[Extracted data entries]
* begin *

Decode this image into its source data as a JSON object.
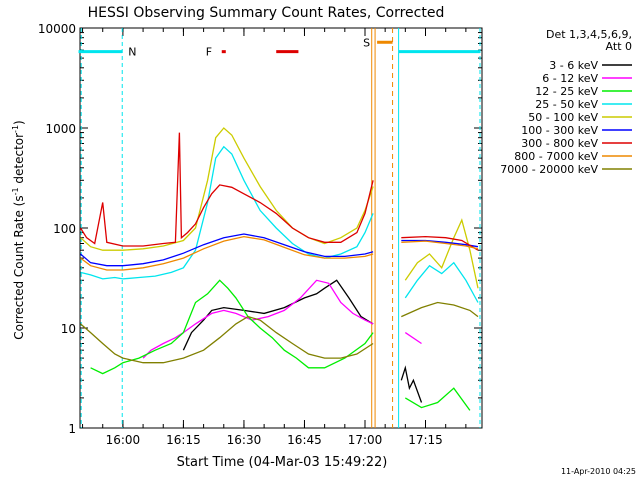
{
  "chart_data": {
    "type": "line",
    "title": "HESSI Observing Summary Count Rates, Corrected",
    "xlabel": "Start Time (04-Mar-03 15:49:22)",
    "ylabel": "Corrected Count Rate (s⁻¹ detector⁻¹)",
    "ylabel_base": "Corrected Count Rate (s",
    "ylabel_mid": " detector",
    "ylabel_end": ")",
    "ylabel_sup": "-1",
    "yscale": "log",
    "ylim": [
      1,
      10000
    ],
    "xlim": [
      "15:49:22",
      "17:29:00"
    ],
    "x_ticks": [
      "16:00",
      "16:15",
      "16:30",
      "16:45",
      "17:00",
      "17:15"
    ],
    "y_ticks": [
      "1",
      "10",
      "100",
      "1000",
      "10000"
    ],
    "grid": false,
    "legend_position": "top-right",
    "legend_header": [
      "Det 1,3,4,5,6,9,",
      "Att 0"
    ],
    "footer_date": "11-Apr-2010 04:25",
    "flags": [
      {
        "label": "N",
        "color": "#00e5ee",
        "segments": [
          [
            "15:49",
            "15:59:50"
          ],
          [
            "17:08:20",
            "17:28:30"
          ]
        ]
      },
      {
        "label": "F",
        "color": "#dd0000",
        "segments": [
          [
            "16:24:30",
            "16:25:30"
          ],
          [
            "16:38",
            "16:43:30"
          ]
        ]
      },
      {
        "label": "S",
        "color": "#ee8800",
        "segments": [
          [
            "17:03",
            "17:06:50"
          ]
        ]
      }
    ],
    "series": [
      {
        "name": "3 - 6 keV",
        "color": "#000000",
        "values": [
          [
            "16:15",
            6
          ],
          [
            "16:17",
            9
          ],
          [
            "16:20",
            12
          ],
          [
            "16:22",
            15
          ],
          [
            "16:25",
            16
          ],
          [
            "16:30",
            15
          ],
          [
            "16:35",
            14
          ],
          [
            "16:40",
            16
          ],
          [
            "16:45",
            20
          ],
          [
            "16:48",
            22
          ],
          [
            "16:50",
            25
          ],
          [
            "16:53",
            30
          ],
          [
            "16:56",
            20
          ],
          [
            "16:59",
            13
          ],
          [
            "17:02",
            11
          ],
          [
            "17:09",
            3
          ],
          [
            "17:10",
            4
          ],
          [
            "17:11",
            2.5
          ],
          [
            "17:12",
            3
          ],
          [
            "17:14",
            1.8
          ]
        ]
      },
      {
        "name": "6 - 12 keV",
        "color": "#ff00ff",
        "values": [
          [
            "16:05",
            5
          ],
          [
            "16:07",
            6
          ],
          [
            "16:10",
            7
          ],
          [
            "16:13",
            8
          ],
          [
            "16:15",
            9
          ],
          [
            "16:18",
            11
          ],
          [
            "16:22",
            14
          ],
          [
            "16:25",
            15
          ],
          [
            "16:28",
            14
          ],
          [
            "16:32",
            12
          ],
          [
            "16:36",
            13
          ],
          [
            "16:40",
            15
          ],
          [
            "16:44",
            20
          ],
          [
            "16:48",
            30
          ],
          [
            "16:51",
            28
          ],
          [
            "16:54",
            18
          ],
          [
            "16:57",
            14
          ],
          [
            "17:00",
            12
          ],
          [
            "17:02",
            11
          ],
          [
            "17:10",
            9
          ],
          [
            "17:14",
            7
          ]
        ]
      },
      {
        "name": "12 - 25 keV",
        "color": "#00ee00",
        "values": [
          [
            "15:52",
            4
          ],
          [
            "15:55",
            3.5
          ],
          [
            "15:58",
            4
          ],
          [
            "16:00",
            4.5
          ],
          [
            "16:04",
            5
          ],
          [
            "16:08",
            6
          ],
          [
            "16:12",
            7
          ],
          [
            "16:15",
            9
          ],
          [
            "16:18",
            18
          ],
          [
            "16:21",
            22
          ],
          [
            "16:24",
            30
          ],
          [
            "16:26",
            25
          ],
          [
            "16:28",
            20
          ],
          [
            "16:31",
            13
          ],
          [
            "16:34",
            10
          ],
          [
            "16:37",
            8
          ],
          [
            "16:40",
            6
          ],
          [
            "16:43",
            5
          ],
          [
            "16:46",
            4
          ],
          [
            "16:50",
            4
          ],
          [
            "16:55",
            5
          ],
          [
            "17:00",
            7
          ],
          [
            "17:02",
            9
          ],
          [
            "17:10",
            2
          ],
          [
            "17:14",
            1.6
          ],
          [
            "17:18",
            1.8
          ],
          [
            "17:22",
            2.5
          ],
          [
            "17:26",
            1.5
          ]
        ]
      },
      {
        "name": "25 - 50 keV",
        "color": "#00e5ee",
        "values": [
          [
            "15:49:30",
            36
          ],
          [
            "15:52",
            34
          ],
          [
            "15:55",
            31
          ],
          [
            "15:58",
            32
          ],
          [
            "16:00",
            31
          ],
          [
            "16:04",
            32
          ],
          [
            "16:08",
            33
          ],
          [
            "16:12",
            36
          ],
          [
            "16:15",
            40
          ],
          [
            "16:18",
            60
          ],
          [
            "16:21",
            180
          ],
          [
            "16:23",
            500
          ],
          [
            "16:25",
            650
          ],
          [
            "16:27",
            550
          ],
          [
            "16:30",
            300
          ],
          [
            "16:34",
            150
          ],
          [
            "16:38",
            100
          ],
          [
            "16:42",
            70
          ],
          [
            "16:46",
            55
          ],
          [
            "16:50",
            50
          ],
          [
            "16:54",
            55
          ],
          [
            "16:58",
            65
          ],
          [
            "17:00",
            90
          ],
          [
            "17:02",
            140
          ],
          [
            "17:10",
            20
          ],
          [
            "17:13",
            30
          ],
          [
            "17:16",
            42
          ],
          [
            "17:19",
            35
          ],
          [
            "17:22",
            45
          ],
          [
            "17:25",
            30
          ],
          [
            "17:28",
            18
          ]
        ]
      },
      {
        "name": "50 - 100 keV",
        "color": "#cccc00",
        "values": [
          [
            "15:49:30",
            80
          ],
          [
            "15:52",
            65
          ],
          [
            "15:55",
            60
          ],
          [
            "16:00",
            60
          ],
          [
            "16:05",
            62
          ],
          [
            "16:10",
            66
          ],
          [
            "16:15",
            75
          ],
          [
            "16:18",
            100
          ],
          [
            "16:21",
            300
          ],
          [
            "16:23",
            800
          ],
          [
            "16:25",
            1000
          ],
          [
            "16:27",
            850
          ],
          [
            "16:30",
            500
          ],
          [
            "16:34",
            260
          ],
          [
            "16:38",
            150
          ],
          [
            "16:42",
            100
          ],
          [
            "16:46",
            80
          ],
          [
            "16:50",
            70
          ],
          [
            "16:54",
            80
          ],
          [
            "16:58",
            100
          ],
          [
            "17:00",
            150
          ],
          [
            "17:02",
            260
          ],
          [
            "17:10",
            30
          ],
          [
            "17:13",
            45
          ],
          [
            "17:16",
            55
          ],
          [
            "17:19",
            40
          ],
          [
            "17:22",
            80
          ],
          [
            "17:24",
            120
          ],
          [
            "17:26",
            60
          ],
          [
            "17:28",
            25
          ]
        ]
      },
      {
        "name": "100 - 300 keV",
        "color": "#0000ff",
        "values": [
          [
            "15:49:30",
            55
          ],
          [
            "15:52",
            45
          ],
          [
            "15:56",
            42
          ],
          [
            "16:00",
            42
          ],
          [
            "16:05",
            44
          ],
          [
            "16:10",
            48
          ],
          [
            "16:15",
            56
          ],
          [
            "16:20",
            68
          ],
          [
            "16:25",
            80
          ],
          [
            "16:30",
            87
          ],
          [
            "16:35",
            80
          ],
          [
            "16:40",
            68
          ],
          [
            "16:45",
            58
          ],
          [
            "16:50",
            52
          ],
          [
            "16:55",
            52
          ],
          [
            "17:00",
            55
          ],
          [
            "17:02",
            58
          ],
          [
            "17:09",
            75
          ],
          [
            "17:15",
            75
          ],
          [
            "17:20",
            72
          ],
          [
            "17:25",
            68
          ],
          [
            "17:28",
            65
          ]
        ]
      },
      {
        "name": "300 - 800 keV",
        "color": "#dd0000",
        "values": [
          [
            "15:49:30",
            100
          ],
          [
            "15:51",
            80
          ],
          [
            "15:53",
            70
          ],
          [
            "15:55",
            180
          ],
          [
            "15:56",
            72
          ],
          [
            "16:00",
            66
          ],
          [
            "16:05",
            66
          ],
          [
            "16:10",
            70
          ],
          [
            "16:13",
            72
          ],
          [
            "16:14",
            900
          ],
          [
            "16:14:30",
            80
          ],
          [
            "16:16",
            90
          ],
          [
            "16:18",
            110
          ],
          [
            "16:20",
            160
          ],
          [
            "16:22",
            220
          ],
          [
            "16:24",
            270
          ],
          [
            "16:27",
            255
          ],
          [
            "16:30",
            220
          ],
          [
            "16:34",
            180
          ],
          [
            "16:38",
            140
          ],
          [
            "16:42",
            100
          ],
          [
            "16:46",
            80
          ],
          [
            "16:50",
            72
          ],
          [
            "16:54",
            72
          ],
          [
            "16:58",
            90
          ],
          [
            "17:00",
            140
          ],
          [
            "17:02",
            300
          ],
          [
            "17:09",
            80
          ],
          [
            "17:15",
            82
          ],
          [
            "17:20",
            80
          ],
          [
            "17:24",
            75
          ],
          [
            "17:28",
            60
          ]
        ]
      },
      {
        "name": "800 - 7000 keV",
        "color": "#ee8800",
        "values": [
          [
            "15:49:30",
            50
          ],
          [
            "15:52",
            42
          ],
          [
            "15:56",
            38
          ],
          [
            "16:00",
            38
          ],
          [
            "16:05",
            40
          ],
          [
            "16:10",
            44
          ],
          [
            "16:15",
            50
          ],
          [
            "16:20",
            62
          ],
          [
            "16:25",
            74
          ],
          [
            "16:30",
            82
          ],
          [
            "16:35",
            76
          ],
          [
            "16:40",
            64
          ],
          [
            "16:45",
            54
          ],
          [
            "16:50",
            50
          ],
          [
            "16:55",
            50
          ],
          [
            "17:00",
            52
          ],
          [
            "17:02",
            55
          ],
          [
            "17:09",
            72
          ],
          [
            "17:15",
            74
          ],
          [
            "17:20",
            70
          ],
          [
            "17:25",
            66
          ],
          [
            "17:28",
            62
          ]
        ]
      },
      {
        "name": "7000 - 20000 keV",
        "color": "#808000",
        "values": [
          [
            "15:49:30",
            11
          ],
          [
            "15:52",
            9
          ],
          [
            "15:55",
            7
          ],
          [
            "15:58",
            5.5
          ],
          [
            "16:00",
            5
          ],
          [
            "16:05",
            4.5
          ],
          [
            "16:10",
            4.5
          ],
          [
            "16:15",
            5
          ],
          [
            "16:20",
            6
          ],
          [
            "16:24",
            8
          ],
          [
            "16:28",
            11
          ],
          [
            "16:31",
            13
          ],
          [
            "16:34",
            12
          ],
          [
            "16:38",
            9
          ],
          [
            "16:42",
            7
          ],
          [
            "16:46",
            5.5
          ],
          [
            "16:50",
            5
          ],
          [
            "16:54",
            5
          ],
          [
            "16:58",
            5.5
          ],
          [
            "17:02",
            7
          ],
          [
            "17:09",
            13
          ],
          [
            "17:14",
            16
          ],
          [
            "17:18",
            18
          ],
          [
            "17:22",
            17
          ],
          [
            "17:26",
            15
          ],
          [
            "17:28",
            13
          ]
        ]
      }
    ]
  }
}
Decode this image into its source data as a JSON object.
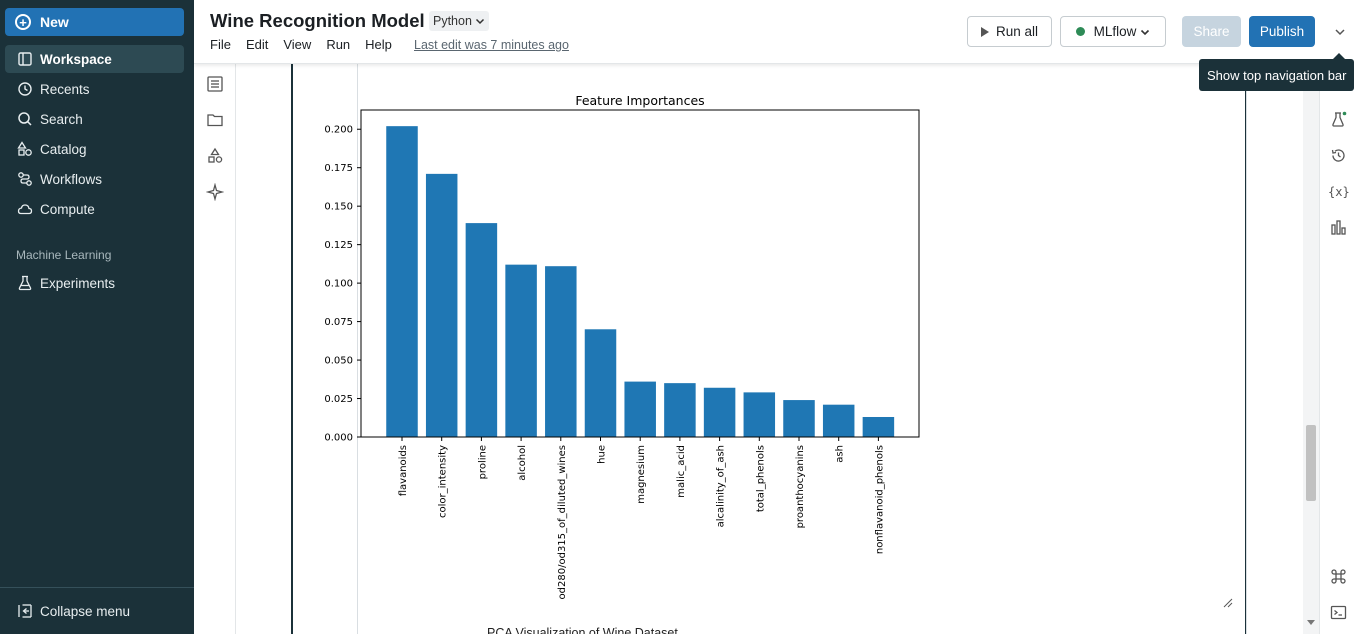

* end *

» **Short task**: Check every line of the material for the string "detector" and give the number of lines that have it, without anything else.

» **Result of this exercise**: 2